- Exercise prompt
The records below must be written out exactly, with every picture left behind.
=-=-=-=-=
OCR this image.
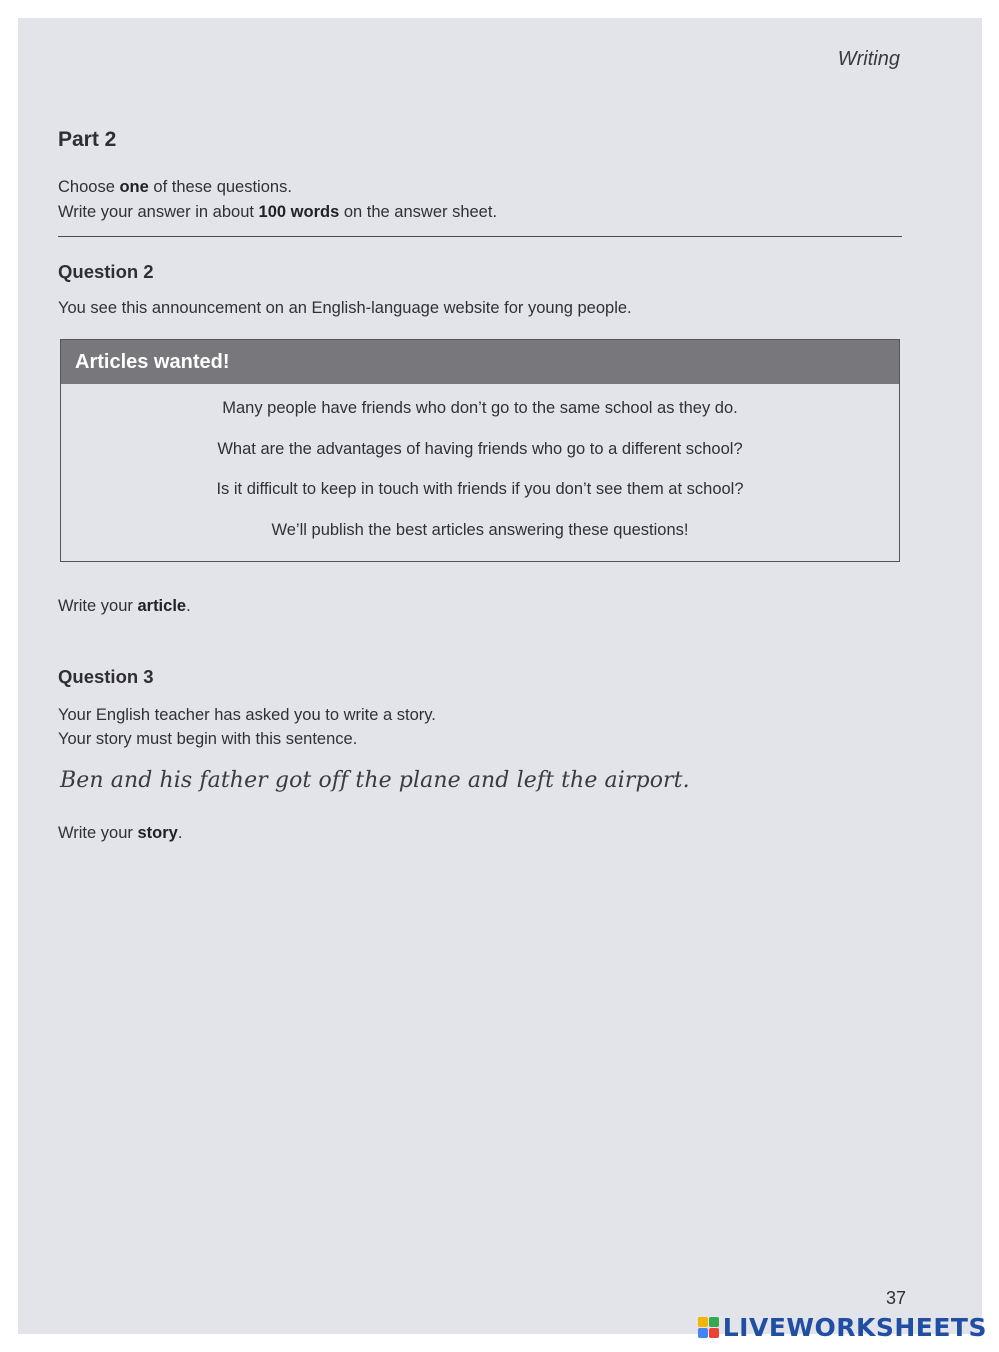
Writing
Part 2
Choose one of these questions.
Write your answer in about 100 words on the answer sheet.
Question 2
You see this announcement on an English-language website for young people.
Articles wanted!
Many people have friends who don’t go to the same school as they do.
What are the advantages of having friends who go to a different school?
Is it difficult to keep in touch with friends if you don’t see them at school?
We’ll publish the best articles answering these questions!
Write your article.
Question 3
Your English teacher has asked you to write a story.
Your story must begin with this sentence.
Ben and his father got off the plane and left the airport.
Write your story.
37
LIVEWORKSHEETS
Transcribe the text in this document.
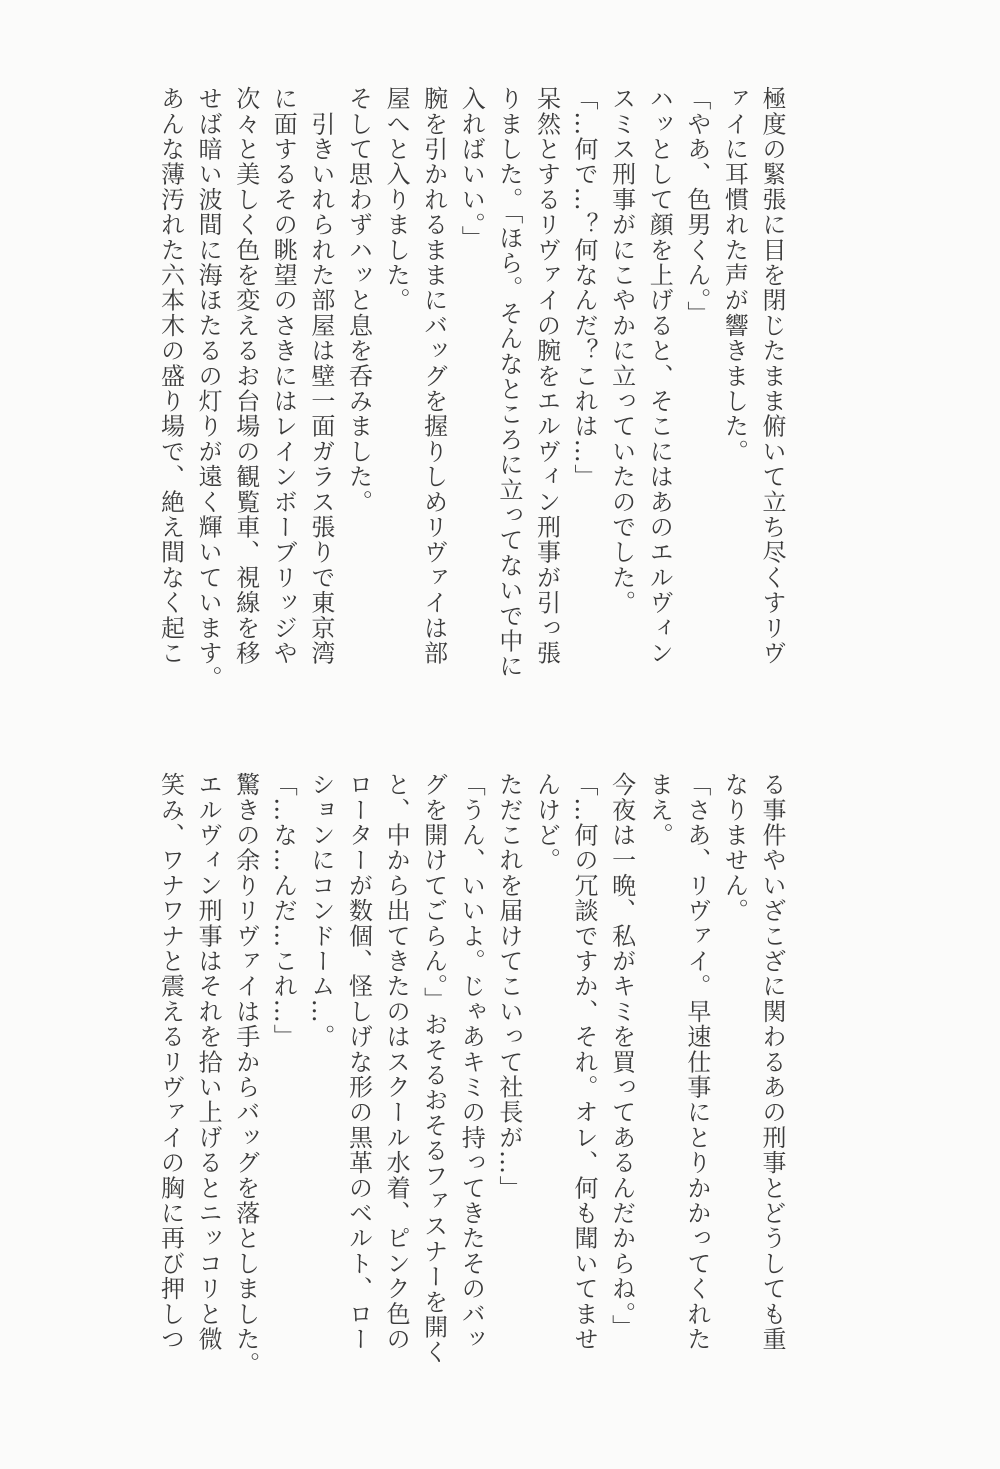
極度の緊張に目を閉じたまま俯いて立ち尽くすリヴ
ァイに耳慣れた声が響きました。
「やあ、色男くん。」
ハッとして顔を上げると、そこにはあのエルヴィン
スミス刑事がにこやかに立っていたのでした。
「…何で…？何なんだ？これは…」
呆然とするリヴァイの腕をエルヴィン刑事が引っ張
りました。「ほら。そんなところに立ってないで中に
入ればいい。」
腕を引かれるままにバッグを握りしめリヴァイは部
屋へと入りました。
そして思わずハッと息を呑みました。
　引きいれられた部屋は壁一面ガラス張りで東京湾
に面するその眺望のさきにはレインボーブリッジや
次々と美しく色を変えるお台場の観覧車、視線を移
せば暗い波間に海ほたるの灯りが遠く輝いています。
あんな薄汚れた六本木の盛り場で、絶え間なく起こ
る事件やいざこざに関わるあの刑事とどうしても重
なりません。
「さあ、リヴァイ。早速仕事にとりかかってくれた
まえ。
今夜は一晩、私がキミを買ってあるんだからね。」
「…何の冗談ですか、それ。オレ、何も聞いてませ
んけど。
ただこれを届けてこいって社長が…」
「うん、いいよ。じゃあキミの持ってきたそのバッ
グを開けてごらん。」おそるおそるファスナーを開く
と、中から出てきたのはスクール水着、ピンク色の
ローターが数個、怪しげな形の黒革のベルト、ロー
ションにコンドーム…。
「…な…んだ…これ…」
驚きの余りリヴァイは手からバッグを落としました。
エルヴィン刑事はそれを拾い上げるとニッコリと微
笑み、ワナワナと震えるリヴァイの胸に再び押しつ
=-=-=-=-=
- Result of the exercise
OCR this image.
Writing
Part 2
Choose one of these questions.
Write your answer in about 100 words on the answer sheet.
Question 2
You see this announcement on an English-language website for young people.
Articles wanted!
Many people have friends who don’t go to the same school as they do.
What are the advantages of having friends who go to a different school?
Is it difficult to keep in touch with friends if you don’t see them at school?
We’ll publish the best articles answering these questions!
Write your article.
Question 3
Your English teacher has asked you to write a story.
Your story must begin with this sentence.
Ben and his father got off the plane and left the airport.
Write your story.
37
LIVEWORKSHEETS
Transcribe the text in this document.
極度の緊張に目を閉じたまま俯いて立ち尽くすリヴ
ァイに耳慣れた声が響きました。
「やあ、色男くん。」
ハッとして顔を上げると、そこにはあのエルヴィン
スミス刑事がにこやかに立っていたのでした。
「…何で…？何なんだ？これは…」
呆然とするリヴァイの腕をエルヴィン刑事が引っ張
りました。「ほら。そんなところに立ってないで中に
入ればいい。」
腕を引かれるままにバッグを握りしめリヴァイは部
屋へと入りました。
そして思わずハッと息を呑みました。
　引きいれられた部屋は壁一面ガラス張りで東京湾
に面するその眺望のさきにはレインボーブリッジや
次々と美しく色を変えるお台場の観覧車、視線を移
せば暗い波間に海ほたるの灯りが遠く輝いています。
あんな薄汚れた六本木の盛り場で、絶え間なく起こ
る事件やいざこざに関わるあの刑事とどうしても重
なりません。
「さあ、リヴァイ。早速仕事にとりかかってくれた
まえ。
今夜は一晩、私がキミを買ってあるんだからね。」
「…何の冗談ですか、それ。オレ、何も聞いてませ
んけど。
ただこれを届けてこいって社長が…」
「うん、いいよ。じゃあキミの持ってきたそのバッ
グを開けてごらん。」おそるおそるファスナーを開く
と、中から出てきたのはスクール水着、ピンク色の
ローターが数個、怪しげな形の黒革のベルト、ロー
ションにコンドーム…。
「…な…んだ…これ…」
驚きの余りリヴァイは手からバッグを落としました。
エルヴィン刑事はそれを拾い上げるとニッコリと微
笑み、ワナワナと震えるリヴァイの胸に再び押しつ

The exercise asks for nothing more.